What needs to be done: Transcribe all the entries word for word, omitting any pictures they contain.

Record list:
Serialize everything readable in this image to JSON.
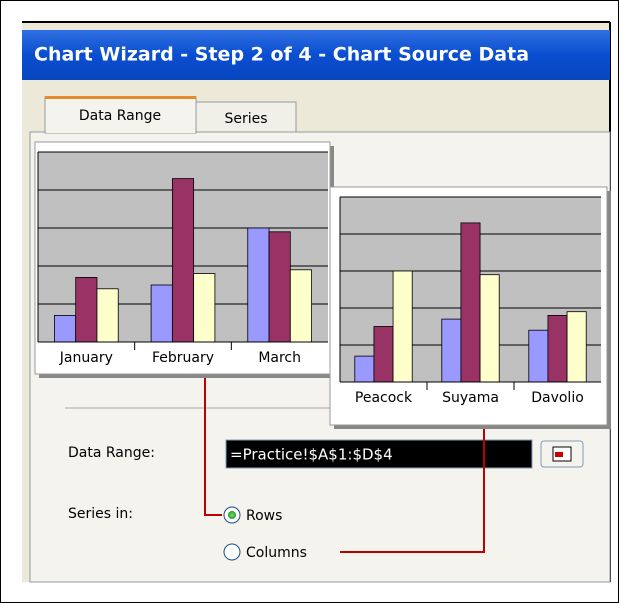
{
  "dialog": {
    "title": "Chart Wizard - Step 2 of 4 - Chart Source Data",
    "tabs": [
      "Data Range",
      "Series"
    ],
    "data_range_label": "Data Range:",
    "data_range_value": "=Practice!$A$1:$D$4",
    "series_in_label": "Series in:",
    "options": [
      "Rows",
      "Columns"
    ]
  },
  "chart_data": [
    {
      "type": "bar",
      "categories": [
        "January",
        "February",
        "March"
      ],
      "series": [
        {
          "color": "#9999ff",
          "values": [
            0.7,
            1.5,
            3.0
          ]
        },
        {
          "color": "#993366",
          "values": [
            1.7,
            4.3,
            2.9
          ]
        },
        {
          "color": "#ffffcc",
          "values": [
            1.4,
            1.8,
            1.9
          ]
        }
      ],
      "ylim": [
        0,
        5
      ],
      "yticks": [
        0,
        1,
        2,
        3,
        4,
        5
      ],
      "grid": true
    },
    {
      "type": "bar",
      "categories": [
        "Peacock",
        "Suyama",
        "Davolio"
      ],
      "series": [
        {
          "color": "#9999ff",
          "values": [
            0.7,
            1.7,
            1.4
          ]
        },
        {
          "color": "#993366",
          "values": [
            1.5,
            4.3,
            1.8
          ]
        },
        {
          "color": "#ffffcc",
          "values": [
            3.0,
            2.9,
            1.9
          ]
        }
      ],
      "ylim": [
        0,
        5
      ],
      "yticks": [
        0,
        1,
        2,
        3,
        4,
        5
      ],
      "grid": true
    }
  ]
}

Reply:
Serialize everything readable in this image to JSON.
{
  "dialog": {
    "title": "Chart Wizard - Step 2 of 4 - Chart Source Data",
    "tabs": [
      "Data Range",
      "Series"
    ],
    "data_range_label": "Data Range:",
    "data_range_value": "=Practice!$A$1:$D$4",
    "series_in_label": "Series in:",
    "options": [
      "Rows",
      "Columns"
    ]
  },
  "chart_data": [
    {
      "type": "bar",
      "categories": [
        "January",
        "February",
        "March"
      ],
      "series": [
        {
          "color": "#9999ff",
          "values": [
            0.7,
            1.5,
            3.0
          ]
        },
        {
          "color": "#993366",
          "values": [
            1.7,
            4.3,
            2.9
          ]
        },
        {
          "color": "#ffffcc",
          "values": [
            1.4,
            1.8,
            1.9
          ]
        }
      ],
      "ylim": [
        0,
        5
      ],
      "yticks": [
        0,
        1,
        2,
        3,
        4,
        5
      ],
      "grid": true
    },
    {
      "type": "bar",
      "categories": [
        "Peacock",
        "Suyama",
        "Davolio"
      ],
      "series": [
        {
          "color": "#9999ff",
          "values": [
            0.7,
            1.7,
            1.4
          ]
        },
        {
          "color": "#993366",
          "values": [
            1.5,
            4.3,
            1.8
          ]
        },
        {
          "color": "#ffffcc",
          "values": [
            3.0,
            2.9,
            1.9
          ]
        }
      ],
      "ylim": [
        0,
        5
      ],
      "yticks": [
        0,
        1,
        2,
        3,
        4,
        5
      ],
      "grid": true
    }
  ]
}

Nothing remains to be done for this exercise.